● Prompt: Every line holding the string "this" should be gathered.

● Material provided:
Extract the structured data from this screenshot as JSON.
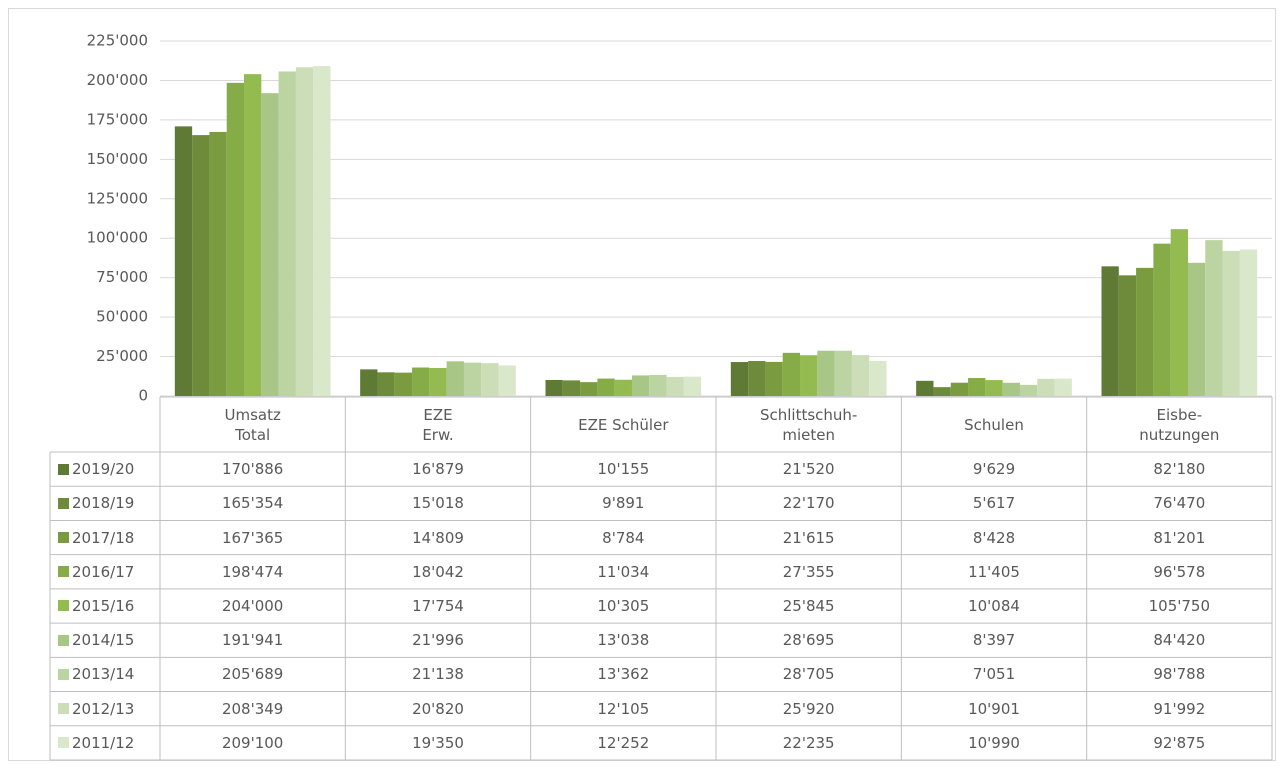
{
  "chart_data": {
    "type": "bar",
    "categories": [
      "Umsatz\nTotal",
      "EZE\nErw.",
      "EZE Schüler",
      "Schlittschuh-\nmieten",
      "Schulen",
      "Eisbe-\nnutzungen"
    ],
    "ylim": [
      0,
      225000
    ],
    "yticks": [
      0,
      {
        "value": 25000,
        "label": "25'000"
      },
      {
        "value": 50000,
        "label": "50'000"
      },
      {
        "value": 75000,
        "label": "75'000"
      },
      {
        "value": 100000,
        "label": "100'000"
      },
      {
        "value": 125000,
        "label": "125'000"
      },
      {
        "value": 150000,
        "label": "150'000"
      },
      {
        "value": 175000,
        "label": "175'000"
      },
      {
        "value": 200000,
        "label": "200'000"
      },
      {
        "value": 225000,
        "label": "225'000"
      }
    ],
    "grid": true,
    "series": [
      {
        "name": "2019/20",
        "color": "#5f7a35",
        "values": [
          170886,
          16879,
          10155,
          21520,
          9629,
          82180
        ],
        "value_labels": [
          "170'886",
          "16'879",
          "10'155",
          "21'520",
          "9'629",
          "82'180"
        ]
      },
      {
        "name": "2018/19",
        "color": "#6d8b3b",
        "values": [
          165354,
          15018,
          9891,
          22170,
          5617,
          76470
        ],
        "value_labels": [
          "165'354",
          "15'018",
          "9'891",
          "22'170",
          "5'617",
          "76'470"
        ]
      },
      {
        "name": "2017/18",
        "color": "#7a9b40",
        "values": [
          167365,
          14809,
          8784,
          21615,
          8428,
          81201
        ],
        "value_labels": [
          "167'365",
          "14'809",
          "8'784",
          "21'615",
          "8'428",
          "81'201"
        ]
      },
      {
        "name": "2016/17",
        "color": "#86ac47",
        "values": [
          198474,
          18042,
          11034,
          27355,
          11405,
          96578
        ],
        "value_labels": [
          "198'474",
          "18'042",
          "11'034",
          "27'355",
          "11'405",
          "96'578"
        ]
      },
      {
        "name": "2015/16",
        "color": "#93bb50",
        "values": [
          204000,
          17754,
          10305,
          25845,
          10084,
          105750
        ],
        "value_labels": [
          "204'000",
          "17'754",
          "10'305",
          "25'845",
          "10'084",
          "105'750"
        ]
      },
      {
        "name": "2014/15",
        "color": "#a8c686",
        "values": [
          191941,
          21996,
          13038,
          28695,
          8397,
          84420
        ],
        "value_labels": [
          "191'941",
          "21'996",
          "13'038",
          "28'695",
          "8'397",
          "84'420"
        ]
      },
      {
        "name": "2013/14",
        "color": "#bbd4a1",
        "values": [
          205689,
          21138,
          13362,
          28705,
          7051,
          98788
        ],
        "value_labels": [
          "205'689",
          "21'138",
          "13'362",
          "28'705",
          "7'051",
          "98'788"
        ]
      },
      {
        "name": "2012/13",
        "color": "#cbdeb8",
        "values": [
          208349,
          20820,
          12105,
          25920,
          10901,
          91992
        ],
        "value_labels": [
          "208'349",
          "20'820",
          "12'105",
          "25'920",
          "10'901",
          "91'992"
        ]
      },
      {
        "name": "2011/12",
        "color": "#d9e7cb",
        "values": [
          209100,
          19350,
          12252,
          22235,
          10990,
          92875
        ],
        "value_labels": [
          "209'100",
          "19'350",
          "12'252",
          "22'235",
          "10'990",
          "92'875"
        ]
      }
    ]
  }
}
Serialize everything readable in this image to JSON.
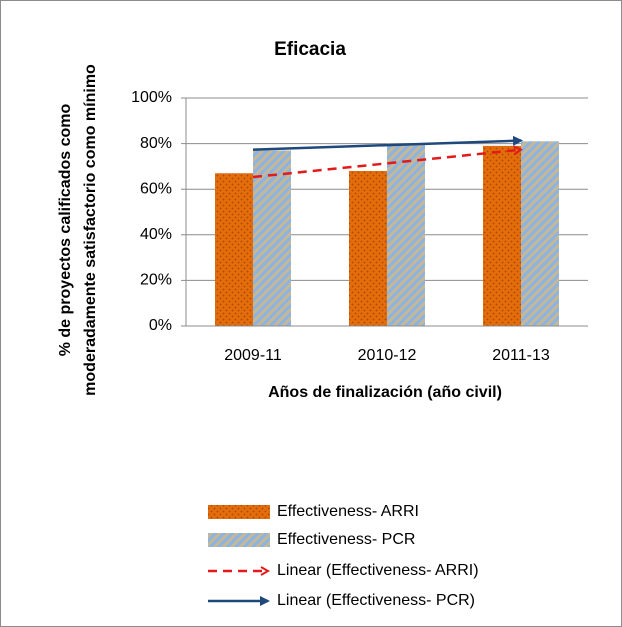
{
  "chart_data": {
    "type": "bar",
    "title": "Eficacia",
    "ylabel": [
      "% de proyectos calificados como",
      "moderadamente satisfactorio como mínimo"
    ],
    "xlabel": "Años de finalización (año civil)",
    "categories": [
      "2009-11",
      "2010-12",
      "2011-13"
    ],
    "series": [
      {
        "name": "Effectiveness- ARRI",
        "color": "#e46c0a",
        "pattern_color": "#a84a06",
        "pattern": "dots",
        "values": [
          67,
          68,
          79
        ]
      },
      {
        "name": "Effectiveness- PCR",
        "color": "#c4b896",
        "pattern_color": "#8db3e2",
        "pattern": "stripes",
        "values": [
          77,
          80,
          81
        ]
      }
    ],
    "trendlines": [
      {
        "name": "Linear (Effectiveness- ARRI)",
        "series": 0,
        "color": "#e31a1c",
        "dashed": true
      },
      {
        "name": "Linear (Effectiveness- PCR)",
        "series": 1,
        "color": "#1f497d",
        "dashed": false
      }
    ],
    "ylim": [
      0,
      100
    ],
    "yticks": [
      {
        "value": 0,
        "label": "0%"
      },
      {
        "value": 20,
        "label": "20%"
      },
      {
        "value": 40,
        "label": "40%"
      },
      {
        "value": 60,
        "label": "60%"
      },
      {
        "value": 80,
        "label": "80%"
      },
      {
        "value": 100,
        "label": "100%"
      }
    ],
    "grid": true
  }
}
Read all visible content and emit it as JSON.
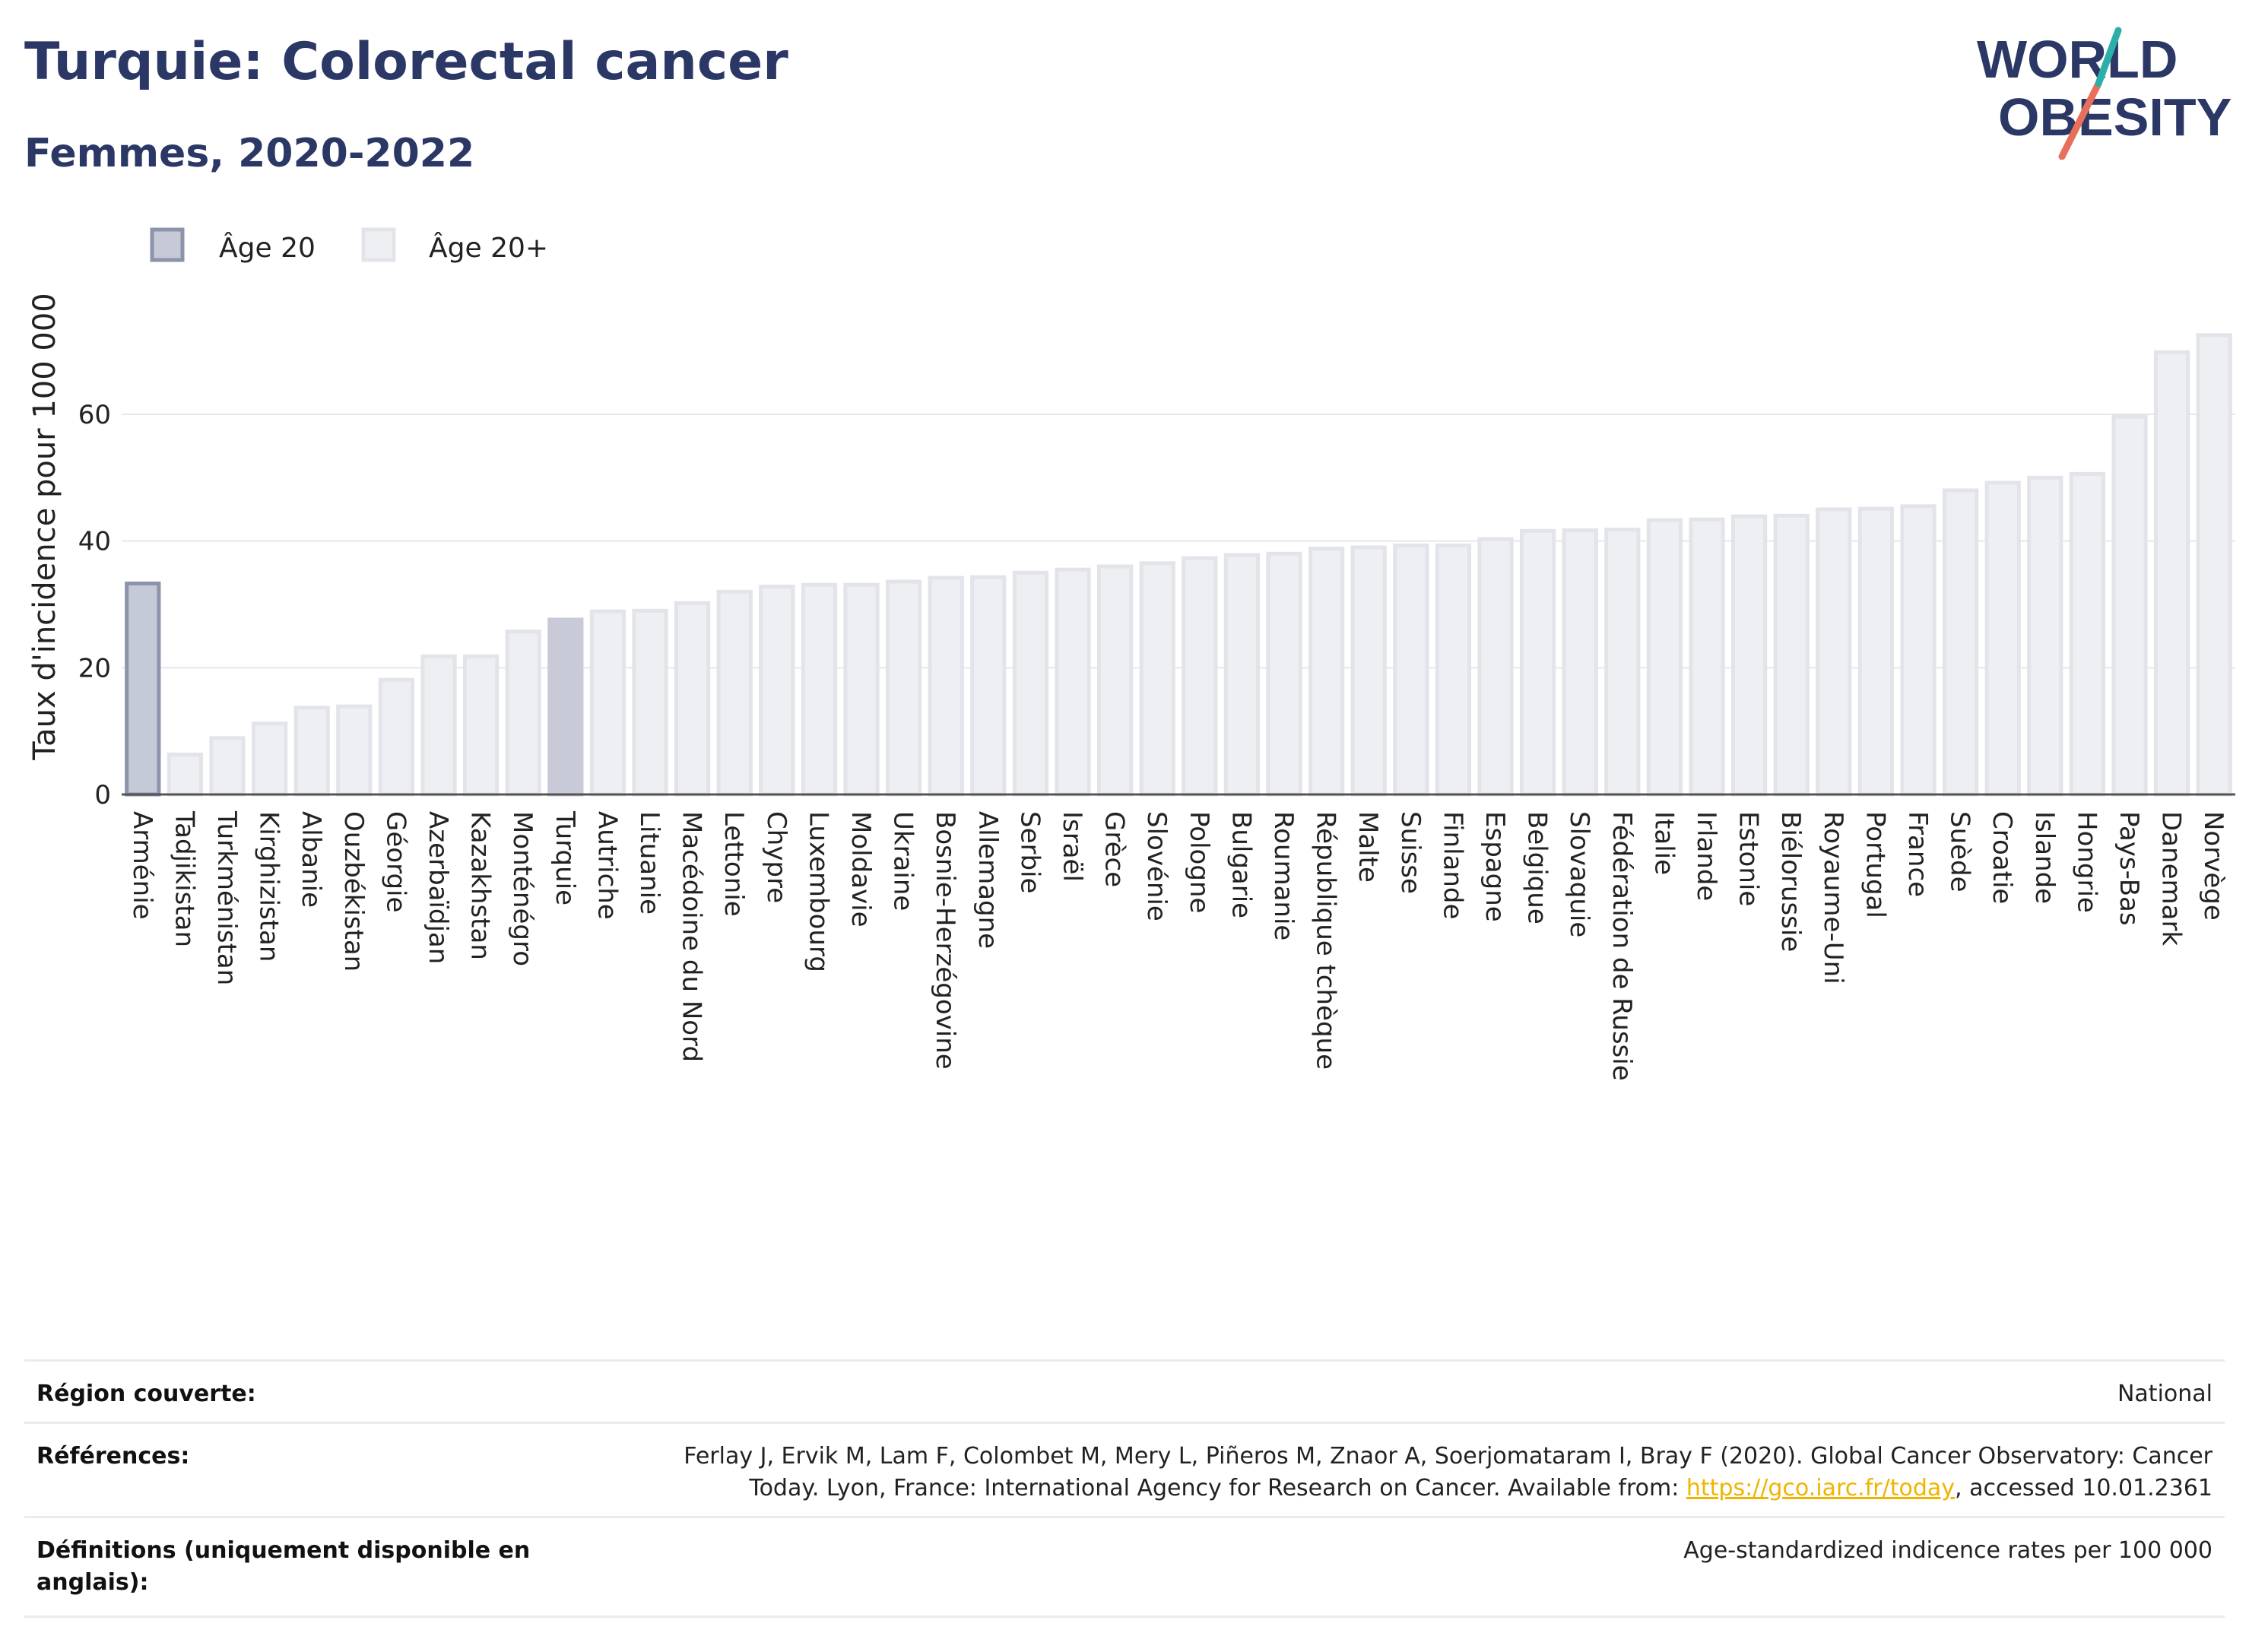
{
  "header": {
    "title": "Turquie: Colorectal cancer",
    "subtitle": "Femmes, 2020-2022"
  },
  "logo": {
    "line1": "WORLD",
    "line2": "OBESITY"
  },
  "colors": {
    "title": "#2b3765",
    "age20_fill": "#c6c9d6",
    "age20_stroke": "#8c93aa",
    "age20plus_fill": "#eeeff3",
    "age20plus_stroke": "#e2e4ea",
    "highlight_fill": "#c8cad8",
    "logo_teal": "#2ab0a8",
    "logo_coral": "#e8705a"
  },
  "chart_data": {
    "type": "bar",
    "ylabel": "Taux d'incidence pour 100 000",
    "xlabel": "",
    "ylim": [
      0,
      75
    ],
    "yticks": [
      0,
      20,
      40,
      60
    ],
    "grid": true,
    "legend": {
      "placement": "top-left",
      "entries": [
        "Âge 20",
        "Âge 20+"
      ]
    },
    "highlight": "Turquie",
    "categories": [
      "Arménie",
      "Tadjikistan",
      "Turkménistan",
      "Kirghizistan",
      "Albanie",
      "Ouzbékistan",
      "Géorgie",
      "Azerbaïdjan",
      "Kazakhstan",
      "Monténégro",
      "Turquie",
      "Autriche",
      "Lituanie",
      "Macédoine du Nord",
      "Lettonie",
      "Chypre",
      "Luxembourg",
      "Moldavie",
      "Ukraine",
      "Bosnie-Herzégovine",
      "Allemagne",
      "Serbie",
      "Israël",
      "Grèce",
      "Slovénie",
      "Pologne",
      "Bulgarie",
      "Roumanie",
      "République tchèque",
      "Malte",
      "Suisse",
      "Finlande",
      "Espagne",
      "Belgique",
      "Slovaquie",
      "Fédération de Russie",
      "Italie",
      "Irlande",
      "Estonie",
      "Biélorussie",
      "Royaume-Uni",
      "Portugal",
      "France",
      "Suède",
      "Croatie",
      "Islande",
      "Hongrie",
      "Pays-Bas",
      "Danemark",
      "Norvège"
    ],
    "series": [
      {
        "name": "Âge 20",
        "values": [
          33.3,
          null,
          null,
          null,
          null,
          null,
          null,
          null,
          null,
          null,
          null,
          null,
          null,
          null,
          null,
          null,
          null,
          null,
          null,
          null,
          null,
          null,
          null,
          null,
          null,
          null,
          null,
          null,
          null,
          null,
          null,
          null,
          null,
          null,
          null,
          null,
          null,
          null,
          null,
          null,
          null,
          null,
          null,
          null,
          null,
          null,
          null,
          null,
          null,
          null
        ]
      },
      {
        "name": "Âge 20+",
        "values": [
          null,
          6.3,
          8.9,
          11.2,
          13.7,
          13.9,
          18.1,
          21.8,
          21.8,
          25.7,
          27.6,
          28.9,
          29.0,
          30.2,
          32.0,
          32.8,
          33.1,
          33.1,
          33.6,
          34.2,
          34.3,
          35.0,
          35.5,
          36.0,
          36.5,
          37.3,
          37.8,
          38.0,
          38.8,
          39.0,
          39.3,
          39.3,
          40.3,
          41.6,
          41.7,
          41.8,
          43.3,
          43.4,
          43.9,
          44.0,
          45.0,
          45.1,
          45.5,
          48.0,
          49.2,
          50.0,
          50.6,
          59.6,
          69.8,
          72.5
        ]
      }
    ]
  },
  "meta": {
    "region_label": "Région couverte:",
    "region_value": "National",
    "references_label": "Références:",
    "references_text1": "Ferlay J, Ervik M, Lam F, Colombet M, Mery L, Piñeros M, Znaor A, Soerjomataram I, Bray F (2020). Global Cancer Observatory: Cancer",
    "references_text2": "Today. Lyon, France: International Agency for Research on Cancer. Available from: ",
    "references_link": "https://gco.iarc.fr/today",
    "references_text3": ", accessed 10.01.2361",
    "definitions_label": "Définitions (uniquement disponible en anglais):",
    "definitions_value": "Age-standardized indicence rates per 100 000"
  }
}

● Result:
Extract the structured data from this screenshot as JSON.
Serialize everything readable in this image to JSON.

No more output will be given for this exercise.